[Items listed in a dataset]

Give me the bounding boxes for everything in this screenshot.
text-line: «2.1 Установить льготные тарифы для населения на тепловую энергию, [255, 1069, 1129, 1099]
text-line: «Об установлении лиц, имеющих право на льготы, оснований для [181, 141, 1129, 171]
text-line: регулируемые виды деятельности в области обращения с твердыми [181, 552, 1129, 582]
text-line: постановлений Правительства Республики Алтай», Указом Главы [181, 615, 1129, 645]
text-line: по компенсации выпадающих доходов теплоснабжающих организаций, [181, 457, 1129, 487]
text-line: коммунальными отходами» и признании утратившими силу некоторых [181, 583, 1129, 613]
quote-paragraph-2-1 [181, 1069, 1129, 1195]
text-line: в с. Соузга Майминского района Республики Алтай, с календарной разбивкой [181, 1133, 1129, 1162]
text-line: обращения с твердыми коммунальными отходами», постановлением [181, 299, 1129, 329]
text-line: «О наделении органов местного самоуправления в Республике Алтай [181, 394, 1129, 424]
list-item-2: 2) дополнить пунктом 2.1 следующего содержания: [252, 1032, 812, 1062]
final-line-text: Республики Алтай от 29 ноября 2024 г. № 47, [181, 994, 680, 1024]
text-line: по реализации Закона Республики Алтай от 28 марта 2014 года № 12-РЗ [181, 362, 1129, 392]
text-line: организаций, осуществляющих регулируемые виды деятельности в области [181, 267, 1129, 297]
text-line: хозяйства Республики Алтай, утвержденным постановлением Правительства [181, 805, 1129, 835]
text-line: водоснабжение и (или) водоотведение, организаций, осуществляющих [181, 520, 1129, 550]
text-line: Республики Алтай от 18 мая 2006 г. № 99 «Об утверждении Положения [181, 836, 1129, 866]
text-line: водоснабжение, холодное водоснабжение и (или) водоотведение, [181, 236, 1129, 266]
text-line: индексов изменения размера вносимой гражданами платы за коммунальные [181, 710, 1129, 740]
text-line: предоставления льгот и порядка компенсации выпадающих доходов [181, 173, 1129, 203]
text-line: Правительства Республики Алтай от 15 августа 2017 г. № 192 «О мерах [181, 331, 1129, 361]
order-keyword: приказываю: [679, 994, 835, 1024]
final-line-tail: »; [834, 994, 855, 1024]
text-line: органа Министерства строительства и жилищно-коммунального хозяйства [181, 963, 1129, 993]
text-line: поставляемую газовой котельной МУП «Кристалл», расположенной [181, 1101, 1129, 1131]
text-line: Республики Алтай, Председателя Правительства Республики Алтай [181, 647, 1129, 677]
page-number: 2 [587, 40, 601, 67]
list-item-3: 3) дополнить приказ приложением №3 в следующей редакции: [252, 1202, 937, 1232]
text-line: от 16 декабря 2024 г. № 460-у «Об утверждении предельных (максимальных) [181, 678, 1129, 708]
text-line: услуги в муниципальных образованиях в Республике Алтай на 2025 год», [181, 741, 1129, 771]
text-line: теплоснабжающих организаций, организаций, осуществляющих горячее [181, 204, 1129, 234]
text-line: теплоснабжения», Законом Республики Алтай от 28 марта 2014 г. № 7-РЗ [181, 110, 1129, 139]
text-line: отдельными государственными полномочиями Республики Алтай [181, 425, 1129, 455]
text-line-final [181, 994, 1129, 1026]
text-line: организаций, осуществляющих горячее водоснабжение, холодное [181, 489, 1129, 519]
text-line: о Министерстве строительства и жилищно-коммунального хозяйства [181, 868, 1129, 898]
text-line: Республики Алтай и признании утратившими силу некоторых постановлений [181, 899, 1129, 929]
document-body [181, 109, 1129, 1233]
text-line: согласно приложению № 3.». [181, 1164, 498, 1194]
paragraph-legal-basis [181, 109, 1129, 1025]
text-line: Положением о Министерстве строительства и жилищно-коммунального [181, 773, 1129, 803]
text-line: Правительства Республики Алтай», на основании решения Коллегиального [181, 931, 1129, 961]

...

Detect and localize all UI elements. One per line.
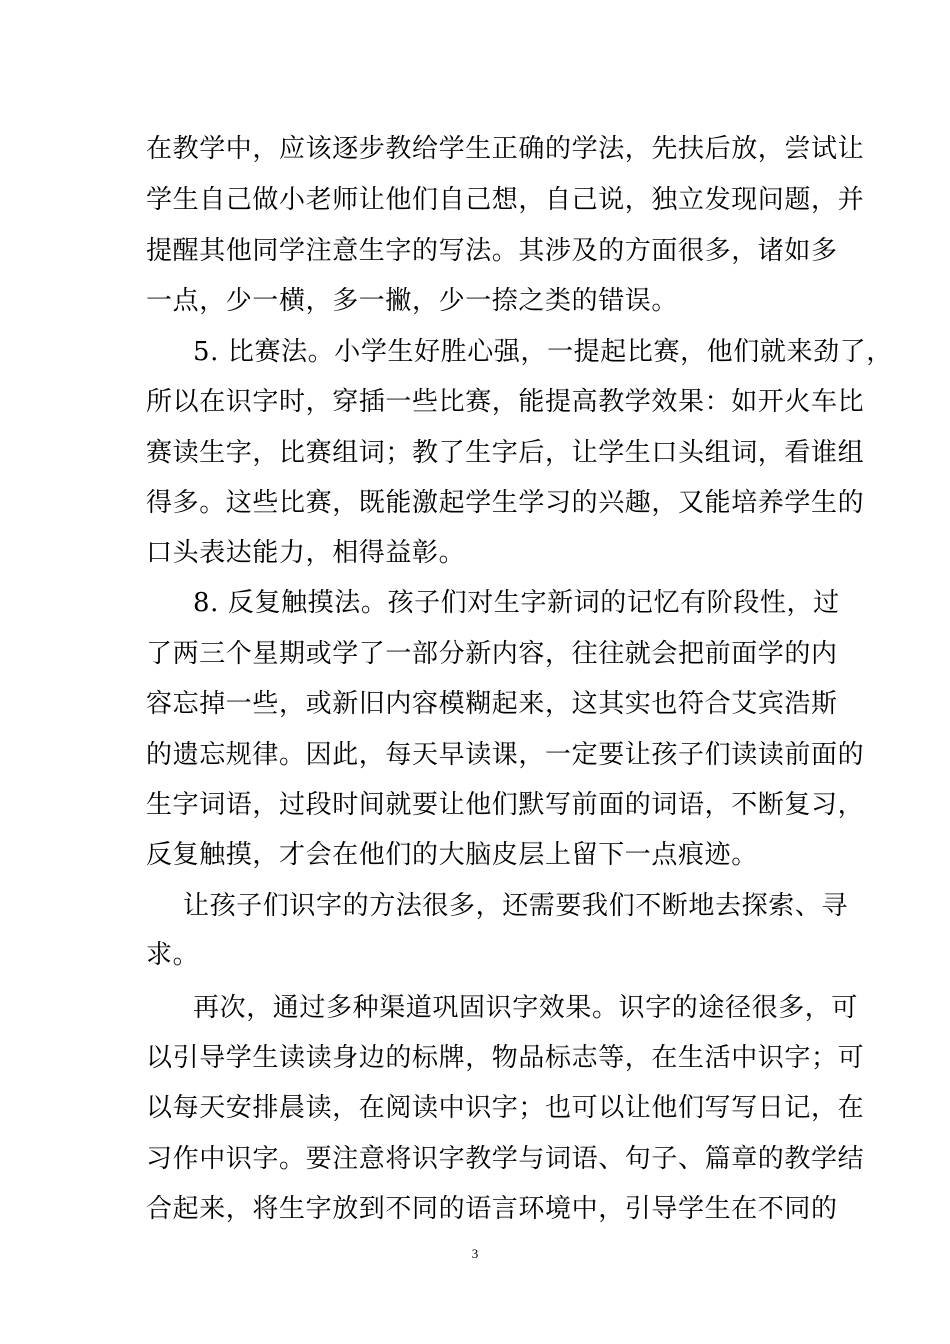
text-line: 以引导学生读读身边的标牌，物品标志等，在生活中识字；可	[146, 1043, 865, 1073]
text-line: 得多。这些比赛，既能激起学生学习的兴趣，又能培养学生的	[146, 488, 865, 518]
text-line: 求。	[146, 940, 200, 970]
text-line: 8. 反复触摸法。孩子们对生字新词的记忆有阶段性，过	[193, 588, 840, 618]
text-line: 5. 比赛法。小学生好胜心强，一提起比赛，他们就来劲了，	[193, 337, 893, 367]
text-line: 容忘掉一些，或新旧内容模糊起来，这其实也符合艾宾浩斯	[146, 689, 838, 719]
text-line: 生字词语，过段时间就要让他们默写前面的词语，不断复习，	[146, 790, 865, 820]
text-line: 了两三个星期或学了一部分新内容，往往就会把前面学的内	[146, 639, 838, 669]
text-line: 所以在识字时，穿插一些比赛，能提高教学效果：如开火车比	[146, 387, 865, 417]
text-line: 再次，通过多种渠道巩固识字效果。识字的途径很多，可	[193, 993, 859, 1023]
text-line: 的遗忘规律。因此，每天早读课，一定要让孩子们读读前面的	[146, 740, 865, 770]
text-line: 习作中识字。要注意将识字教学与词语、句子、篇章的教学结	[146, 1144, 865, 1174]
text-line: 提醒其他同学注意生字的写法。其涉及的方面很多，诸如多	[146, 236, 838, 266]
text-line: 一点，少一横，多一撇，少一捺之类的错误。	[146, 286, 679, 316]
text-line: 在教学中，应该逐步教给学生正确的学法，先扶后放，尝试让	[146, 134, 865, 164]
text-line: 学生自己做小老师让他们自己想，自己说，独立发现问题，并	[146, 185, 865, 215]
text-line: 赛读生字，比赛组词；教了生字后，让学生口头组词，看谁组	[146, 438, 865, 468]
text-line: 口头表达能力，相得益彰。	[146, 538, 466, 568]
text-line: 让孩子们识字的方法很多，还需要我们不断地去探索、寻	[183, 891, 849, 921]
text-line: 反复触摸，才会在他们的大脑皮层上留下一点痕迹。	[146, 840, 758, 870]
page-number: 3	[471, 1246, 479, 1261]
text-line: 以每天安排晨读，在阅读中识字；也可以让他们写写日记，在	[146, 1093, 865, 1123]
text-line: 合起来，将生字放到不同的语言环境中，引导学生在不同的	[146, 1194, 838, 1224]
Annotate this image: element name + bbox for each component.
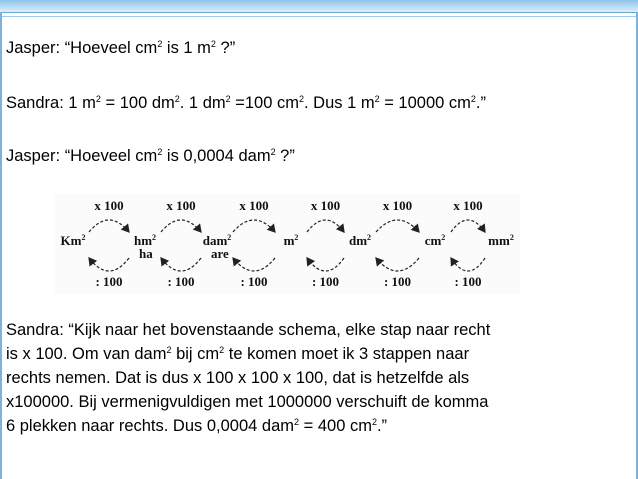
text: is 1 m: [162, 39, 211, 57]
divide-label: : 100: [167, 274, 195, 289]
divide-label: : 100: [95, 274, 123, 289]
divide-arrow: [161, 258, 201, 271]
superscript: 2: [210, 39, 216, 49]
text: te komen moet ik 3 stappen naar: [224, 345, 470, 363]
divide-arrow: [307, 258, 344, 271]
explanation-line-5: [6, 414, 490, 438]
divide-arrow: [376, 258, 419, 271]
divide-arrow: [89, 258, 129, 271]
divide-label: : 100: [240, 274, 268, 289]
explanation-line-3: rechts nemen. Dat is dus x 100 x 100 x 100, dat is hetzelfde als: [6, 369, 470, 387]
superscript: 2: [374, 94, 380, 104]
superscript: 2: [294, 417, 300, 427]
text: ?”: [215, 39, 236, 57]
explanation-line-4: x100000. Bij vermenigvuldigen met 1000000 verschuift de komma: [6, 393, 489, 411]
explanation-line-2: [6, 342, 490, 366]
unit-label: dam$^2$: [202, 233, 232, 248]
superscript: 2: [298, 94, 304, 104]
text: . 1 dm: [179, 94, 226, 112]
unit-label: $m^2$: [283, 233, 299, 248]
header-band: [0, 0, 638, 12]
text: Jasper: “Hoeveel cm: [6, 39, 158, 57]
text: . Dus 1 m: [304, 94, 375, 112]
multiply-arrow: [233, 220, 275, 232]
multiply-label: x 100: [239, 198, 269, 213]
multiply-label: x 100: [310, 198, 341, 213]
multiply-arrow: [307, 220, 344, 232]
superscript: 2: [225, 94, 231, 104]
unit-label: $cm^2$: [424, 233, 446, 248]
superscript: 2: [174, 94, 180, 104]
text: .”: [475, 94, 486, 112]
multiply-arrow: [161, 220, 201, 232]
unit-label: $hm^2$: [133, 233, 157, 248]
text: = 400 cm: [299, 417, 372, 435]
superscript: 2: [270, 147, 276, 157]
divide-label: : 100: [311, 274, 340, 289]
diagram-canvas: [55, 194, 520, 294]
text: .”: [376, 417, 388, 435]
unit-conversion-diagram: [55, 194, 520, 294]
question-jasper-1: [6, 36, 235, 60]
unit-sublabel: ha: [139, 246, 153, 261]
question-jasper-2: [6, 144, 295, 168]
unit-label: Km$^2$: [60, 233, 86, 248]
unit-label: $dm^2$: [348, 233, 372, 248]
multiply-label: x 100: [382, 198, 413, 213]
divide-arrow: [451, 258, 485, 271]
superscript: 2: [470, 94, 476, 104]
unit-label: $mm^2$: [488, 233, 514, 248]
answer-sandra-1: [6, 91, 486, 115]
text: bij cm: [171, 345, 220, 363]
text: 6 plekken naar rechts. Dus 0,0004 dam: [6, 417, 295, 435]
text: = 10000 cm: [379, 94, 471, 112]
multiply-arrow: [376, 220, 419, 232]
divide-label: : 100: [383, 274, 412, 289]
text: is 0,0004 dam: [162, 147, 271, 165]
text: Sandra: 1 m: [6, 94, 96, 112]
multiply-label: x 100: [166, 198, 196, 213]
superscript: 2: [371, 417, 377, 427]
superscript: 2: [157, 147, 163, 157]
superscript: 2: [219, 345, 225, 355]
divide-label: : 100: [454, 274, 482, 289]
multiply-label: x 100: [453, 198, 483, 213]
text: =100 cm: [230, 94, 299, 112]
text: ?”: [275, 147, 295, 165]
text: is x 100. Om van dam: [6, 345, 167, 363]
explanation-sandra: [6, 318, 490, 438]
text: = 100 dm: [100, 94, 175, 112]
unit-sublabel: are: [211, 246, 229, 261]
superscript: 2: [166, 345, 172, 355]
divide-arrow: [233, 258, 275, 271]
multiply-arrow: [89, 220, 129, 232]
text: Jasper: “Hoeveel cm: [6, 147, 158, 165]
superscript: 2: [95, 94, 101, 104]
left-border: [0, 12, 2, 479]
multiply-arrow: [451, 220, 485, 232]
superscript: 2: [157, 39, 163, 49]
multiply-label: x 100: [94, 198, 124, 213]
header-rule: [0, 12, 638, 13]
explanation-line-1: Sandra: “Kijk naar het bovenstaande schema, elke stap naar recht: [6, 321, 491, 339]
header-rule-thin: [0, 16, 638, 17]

**EXERCISE AIM:** Format the stretch from the line containing "Give me the" through the line containing "list-item-2: 2) дополнить" as a Markdown table with the columns No. and Line, numbering each line and omitting any blank lines.

**FINISHED EXERCISE:**
| No. | Line |
|---|---|
| 1 | Give me the bounding boxes for everything in this screenshot. |
| 2 | text-line: «2.1 Установить льготные тарифы для населения на тепловую энергию, [255, 1069, 1129, 1099] |
| 3 | text-line: «Об установлении лиц, имеющих право на льготы, оснований для [181, 141, 1129, 171] |
| 4 | text-line: регулируемые виды деятельности в области обращения с твердыми [181, 552, 1129, 582] |
| 5 | text-line: постановлений Правительства Республики Алтай», Указом Главы [181, 615, 1129, 645] |
| 6 | text-line: по компенсации выпадающих доходов теплоснабжающих организаций, [181, 457, 1129, 487] |
| 7 | text-line: коммунальными отходами» и признании утратившими силу некоторых [181, 583, 1129, 613] |
| 8 | quote-paragraph-2-1 [181, 1069, 1129, 1195] |
| 9 | text-line: в с. Соузга Майминского района Республики Алтай, с календарной разбивкой [181, 1133, 1129, 1162] |
| 10 | text-line: обращения с твердыми коммунальными отходами», постановлением [181, 299, 1129, 329] |
| 11 | text-line: «О наделении органов местного самоуправления в Республике Алтай [181, 394, 1129, 424] |
| 12 | list-item-2: 2) дополнить пунктом 2.1 следующего содержания: [252, 1032, 812, 1062] |